(Records)
+===+

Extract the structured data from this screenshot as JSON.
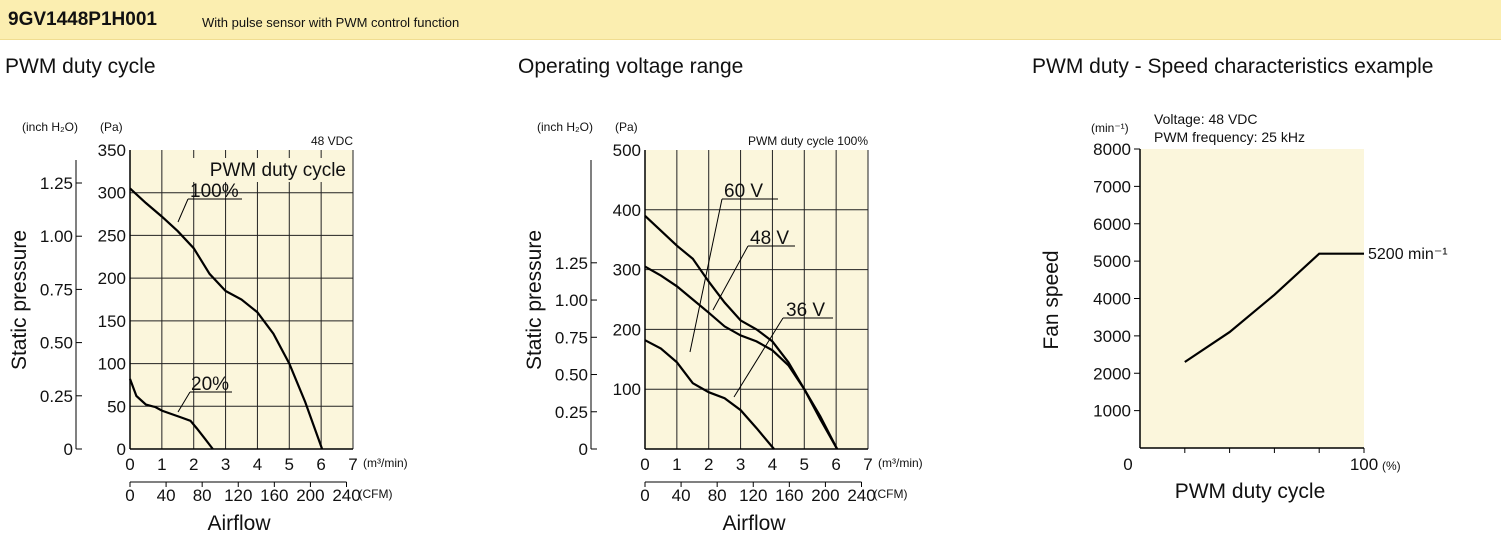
{
  "header": {
    "model": "9GV1448P1H001",
    "description": "With pulse sensor with PWM control function"
  },
  "chart_data": [
    {
      "type": "line",
      "title": "PWM duty cycle",
      "annotation": "48 VDC",
      "legend_title": "PWM duty cycle",
      "ylabel": "Static pressure",
      "xlabel": "Airflow",
      "y_unit_pa": "(Pa)",
      "y_unit_inch": "(inch H₂O)",
      "x_unit_m3": "(m³/min)",
      "x_unit_cfm": "(CFM)",
      "xlim": [
        0,
        7
      ],
      "ylim": [
        0,
        350
      ],
      "x_ticks_m3": [
        "0",
        "1",
        "2",
        "3",
        "4",
        "5",
        "6",
        "7"
      ],
      "y_ticks_pa": [
        "0",
        "50",
        "100",
        "150",
        "200",
        "250",
        "300",
        "350"
      ],
      "y_ticks_inch": [
        "0",
        "0.25",
        "0.50",
        "0.75",
        "1.00",
        "1.25"
      ],
      "x_ticks_cfm": [
        "0",
        "40",
        "80",
        "120",
        "160",
        "200",
        "240"
      ],
      "series": [
        {
          "name": "100%",
          "x": [
            0,
            0.5,
            1,
            1.5,
            2,
            2.5,
            3,
            3.5,
            4,
            4.5,
            5,
            5.5,
            6.03
          ],
          "y": [
            305,
            288,
            272,
            255,
            235,
            205,
            185,
            175,
            160,
            135,
            100,
            55,
            0
          ]
        },
        {
          "name": "20%",
          "x": [
            0,
            0.2,
            0.5,
            0.8,
            1,
            1.3,
            1.6,
            1.9,
            2.1,
            2.35,
            2.6
          ],
          "y": [
            82,
            62,
            52,
            49,
            45,
            41,
            37,
            33,
            24,
            12,
            0
          ]
        }
      ]
    },
    {
      "type": "line",
      "title": "Operating voltage range",
      "annotation": "PWM duty cycle 100%",
      "ylabel": "Static pressure",
      "xlabel": "Airflow",
      "y_unit_pa": "(Pa)",
      "y_unit_inch": "(inch H₂O)",
      "x_unit_m3": "(m³/min)",
      "x_unit_cfm": "(CFM)",
      "xlim": [
        0,
        7
      ],
      "ylim": [
        0,
        500
      ],
      "x_ticks_m3": [
        "0",
        "1",
        "2",
        "3",
        "4",
        "5",
        "6",
        "7"
      ],
      "y_ticks_pa": [
        "100",
        "200",
        "300",
        "400",
        "500"
      ],
      "y_ticks_inch": [
        "0",
        "0.25",
        "0.50",
        "0.75",
        "1.00",
        "1.25"
      ],
      "x_ticks_cfm": [
        "0",
        "40",
        "80",
        "120",
        "160",
        "200",
        "240"
      ],
      "series": [
        {
          "name": "60 V",
          "x": [
            0,
            0.5,
            1,
            1.5,
            2,
            2.5,
            3,
            3.5,
            4,
            4.5,
            5,
            5.5,
            6.03
          ],
          "y": [
            390,
            365,
            340,
            318,
            280,
            245,
            215,
            200,
            180,
            145,
            100,
            50,
            0
          ]
        },
        {
          "name": "48 V",
          "x": [
            0,
            0.5,
            1,
            1.5,
            2,
            2.5,
            3,
            3.5,
            4,
            4.5,
            5,
            5.5,
            6.03
          ],
          "y": [
            305,
            290,
            272,
            250,
            228,
            205,
            190,
            180,
            165,
            140,
            100,
            55,
            0
          ]
        },
        {
          "name": "36 V",
          "x": [
            0,
            0.5,
            1,
            1.5,
            2,
            2.5,
            3,
            3.5,
            4.05
          ],
          "y": [
            182,
            168,
            145,
            110,
            95,
            85,
            65,
            35,
            0
          ]
        }
      ]
    },
    {
      "type": "line",
      "title": "PWM duty - Speed characteristics example",
      "annotation_line1": "Voltage: 48 VDC",
      "annotation_line2": "PWM frequency: 25 kHz",
      "ylabel": "Fan speed",
      "xlabel": "PWM duty cycle",
      "y_unit": "(min⁻¹)",
      "x_unit": "(%)",
      "xlim": [
        0,
        100
      ],
      "ylim": [
        0,
        8000
      ],
      "x_tick_labels": [
        "0",
        "100"
      ],
      "y_ticks": [
        "1000",
        "2000",
        "3000",
        "4000",
        "5000",
        "6000",
        "7000",
        "8000"
      ],
      "end_label": "5200 min⁻¹",
      "series": [
        {
          "x": [
            20,
            40,
            60,
            80,
            100
          ],
          "y": [
            2300,
            3100,
            4100,
            5200,
            5200
          ]
        }
      ]
    }
  ],
  "colors": {
    "plot_bg": "#fbf6dc",
    "header_bg": "#fbeeb0",
    "line": "#000000"
  }
}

+===+

= EXERCISE OBJECTIVE =
Give back each entry exactly as it appears, with no pictures.

= THE REPLY =
Extract the structured data from this screenshot as JSON.
{
  "header": {
    "model": "9GV1448P1H001",
    "description": "With pulse sensor with PWM control function"
  },
  "chart_data": [
    {
      "type": "line",
      "title": "PWM duty cycle",
      "annotation": "48 VDC",
      "legend_title": "PWM duty cycle",
      "ylabel": "Static pressure",
      "xlabel": "Airflow",
      "y_unit_pa": "(Pa)",
      "y_unit_inch": "(inch H₂O)",
      "x_unit_m3": "(m³/min)",
      "x_unit_cfm": "(CFM)",
      "xlim": [
        0,
        7
      ],
      "ylim": [
        0,
        350
      ],
      "x_ticks_m3": [
        "0",
        "1",
        "2",
        "3",
        "4",
        "5",
        "6",
        "7"
      ],
      "y_ticks_pa": [
        "0",
        "50",
        "100",
        "150",
        "200",
        "250",
        "300",
        "350"
      ],
      "y_ticks_inch": [
        "0",
        "0.25",
        "0.50",
        "0.75",
        "1.00",
        "1.25"
      ],
      "x_ticks_cfm": [
        "0",
        "40",
        "80",
        "120",
        "160",
        "200",
        "240"
      ],
      "series": [
        {
          "name": "100%",
          "x": [
            0,
            0.5,
            1,
            1.5,
            2,
            2.5,
            3,
            3.5,
            4,
            4.5,
            5,
            5.5,
            6.03
          ],
          "y": [
            305,
            288,
            272,
            255,
            235,
            205,
            185,
            175,
            160,
            135,
            100,
            55,
            0
          ]
        },
        {
          "name": "20%",
          "x": [
            0,
            0.2,
            0.5,
            0.8,
            1,
            1.3,
            1.6,
            1.9,
            2.1,
            2.35,
            2.6
          ],
          "y": [
            82,
            62,
            52,
            49,
            45,
            41,
            37,
            33,
            24,
            12,
            0
          ]
        }
      ]
    },
    {
      "type": "line",
      "title": "Operating voltage range",
      "annotation": "PWM duty cycle 100%",
      "ylabel": "Static pressure",
      "xlabel": "Airflow",
      "y_unit_pa": "(Pa)",
      "y_unit_inch": "(inch H₂O)",
      "x_unit_m3": "(m³/min)",
      "x_unit_cfm": "(CFM)",
      "xlim": [
        0,
        7
      ],
      "ylim": [
        0,
        500
      ],
      "x_ticks_m3": [
        "0",
        "1",
        "2",
        "3",
        "4",
        "5",
        "6",
        "7"
      ],
      "y_ticks_pa": [
        "100",
        "200",
        "300",
        "400",
        "500"
      ],
      "y_ticks_inch": [
        "0",
        "0.25",
        "0.50",
        "0.75",
        "1.00",
        "1.25"
      ],
      "x_ticks_cfm": [
        "0",
        "40",
        "80",
        "120",
        "160",
        "200",
        "240"
      ],
      "series": [
        {
          "name": "60 V",
          "x": [
            0,
            0.5,
            1,
            1.5,
            2,
            2.5,
            3,
            3.5,
            4,
            4.5,
            5,
            5.5,
            6.03
          ],
          "y": [
            390,
            365,
            340,
            318,
            280,
            245,
            215,
            200,
            180,
            145,
            100,
            50,
            0
          ]
        },
        {
          "name": "48 V",
          "x": [
            0,
            0.5,
            1,
            1.5,
            2,
            2.5,
            3,
            3.5,
            4,
            4.5,
            5,
            5.5,
            6.03
          ],
          "y": [
            305,
            290,
            272,
            250,
            228,
            205,
            190,
            180,
            165,
            140,
            100,
            55,
            0
          ]
        },
        {
          "name": "36 V",
          "x": [
            0,
            0.5,
            1,
            1.5,
            2,
            2.5,
            3,
            3.5,
            4.05
          ],
          "y": [
            182,
            168,
            145,
            110,
            95,
            85,
            65,
            35,
            0
          ]
        }
      ]
    },
    {
      "type": "line",
      "title": "PWM duty - Speed characteristics example",
      "annotation_line1": "Voltage: 48 VDC",
      "annotation_line2": "PWM frequency: 25 kHz",
      "ylabel": "Fan speed",
      "xlabel": "PWM duty cycle",
      "y_unit": "(min⁻¹)",
      "x_unit": "(%)",
      "xlim": [
        0,
        100
      ],
      "ylim": [
        0,
        8000
      ],
      "x_tick_labels": [
        "0",
        "100"
      ],
      "y_ticks": [
        "1000",
        "2000",
        "3000",
        "4000",
        "5000",
        "6000",
        "7000",
        "8000"
      ],
      "end_label": "5200 min⁻¹",
      "series": [
        {
          "x": [
            20,
            40,
            60,
            80,
            100
          ],
          "y": [
            2300,
            3100,
            4100,
            5200,
            5200
          ]
        }
      ]
    }
  ],
  "colors": {
    "plot_bg": "#fbf6dc",
    "header_bg": "#fbeeb0",
    "line": "#000000"
  }
}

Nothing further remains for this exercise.